**Verilen görevler**
#1 Sayfa alıntısında tanıtılan kişi ortaokul ve liseyi hangi yıl, hangi okulda tamamlamış?
#2 Sayfa alıntısında "1965 Yozgat doğumlu." ifadesinden "Eğitim (MEB)dergilerinde yayınlandı." ifadesine kadar olan kısmı, "Kayseri" yerine "Sivas" koyarak düzenle.

**Sayfa alıntısı**
1965 Yozgat doğumlu. İlkokulu Yiğitler köyünde okudu. Ortaokul ve liseyi 1982 yılında Kayseri Mimar Sinan Öğretmen Lisesinde tamamladı. 1985 yılında Denizli Eğitim Yüksekokulunu, 1998 yılında da H.Ü. Eğitim Fakültesi Sınıf Öğretmenliği bölümünü bitirdi.
Eser Yayın:
Yozgat ve Orta Anadolu Bölge Ağzında Yaşayan Kelimeler, Deyimler ve Atasözleri, Maarifimiz ve Geleceğimiz, Türkiye'de Şehirli Dindarlık, Maarifin Seyir Günlüğü ve Yaşadıkça Ankara adlı eserlerini yayınladı.
Yazıları, Şehir ve Kültür, Vuslat, Denizli Hizmet, Polatlı Postası, Arkadaş Çocuk (Batı Trakya) Bilim ve Aklın Aydınlığında Eğitim (MEB)dergilerinde yayınlandı.
1996 yılından sonra TYB bünyesinde icra edilen millî kültür, millî tarih ve millî kimliğimize dair pek çok faaliyeti bir mektep formunda yirmi yıl kadar süre ile takip ve tedris etti.
Öğretmenlik, Maarifimiz ve Geleceğimiz başlıkları ile muhtelif kurum ve kuruluşlarda konferanslar verdi. TRT Türkiye’nin Sesi Radyosunda, Öncü Eğitimci Portreler programlarını hazırlayıp sundu.
Evli ve iki çocuk babasıdır.
Günün tarihi 9 Ekim 2025’ti, sonbaharın içe kapanan, ama kalpleri muhabbetle ısıtan bir perşembe günü oldu bizim için. Sabah erken saatlerde Ankara Sosyal Bilimler Üniversitesi’nin taş duvarlarının arasından başlayan bir yolculuktu bu. Yol arkadaşları Memiş Okuyucu, Murat Aktepe ve Dursun Yararsoy. Hedefleri ise Kırşehir’in kadim ilim ocağı Ahi Evran Üniversitesi idi. Aslında bu seyahat bir protokol veya resmî ziyaret olmanın ötesinde, ilim adına gönül birliği taşıyan insanların, fikri bir gönül temasını yeniden kurma arzusuydu.
Yol boyunca konuşulanlar, sadece gidilen yeri değil, gidilen yoldaki düşünceleri de zenginleştiriyordu. Üniversiteler, şehirler, öğrenciler, akademik iklimler… Her bir konu, bir üniversitenin aynası gibi değerlendirildi. Güneş, Bala’dan sonra yerini geniş bozkırlara bırakmıştı. Bu bozkırda, Anadolu’nun her kasabasında olduğu gibi, sessiz ama diri bir gönül rüzgârı hissediliyordu.

**Sağlanan veriler**
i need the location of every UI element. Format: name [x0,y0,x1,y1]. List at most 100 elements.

**Görev sonuçları**
#1 1982 yılında Kayseri Mimar Sinan Öğretmen Lisesinde tamamlamış.

#2
1965 Yozgat doğumlu. İlkokulu Yiğitler köyünde okudu. Ortaokul ve liseyi 1982 yılında Sivas Mimar Sinan Öğretmen Lisesinde tamamladı. 1985 yılında Denizli Eğitim Yüksekokulunu, 1998 yılında da H.Ü. Eğitim Fakültesi Sınıf Öğretmenliği bölümünü bitirdi.
Eser Yayın:
Yozgat ve Orta Anadolu Bölge Ağzında Yaşayan Kelimeler, Deyimler ve Atasözleri, Maarifimiz ve Geleceğimiz, Türkiye'de Şehirli Dindarlık, Maarifin Seyir Günlüğü ve Yaşadıkça Ankara adlı eserlerini yayınladı.
Yazıları, Şehir ve Kültür, Vuslat, Denizli Hizmet, Polatlı Postası, Arkadaş Çocuk (Batı Trakya) Bilim ve Aklın Aydınlığında Eğitim (MEB)dergilerinde yayınlandı.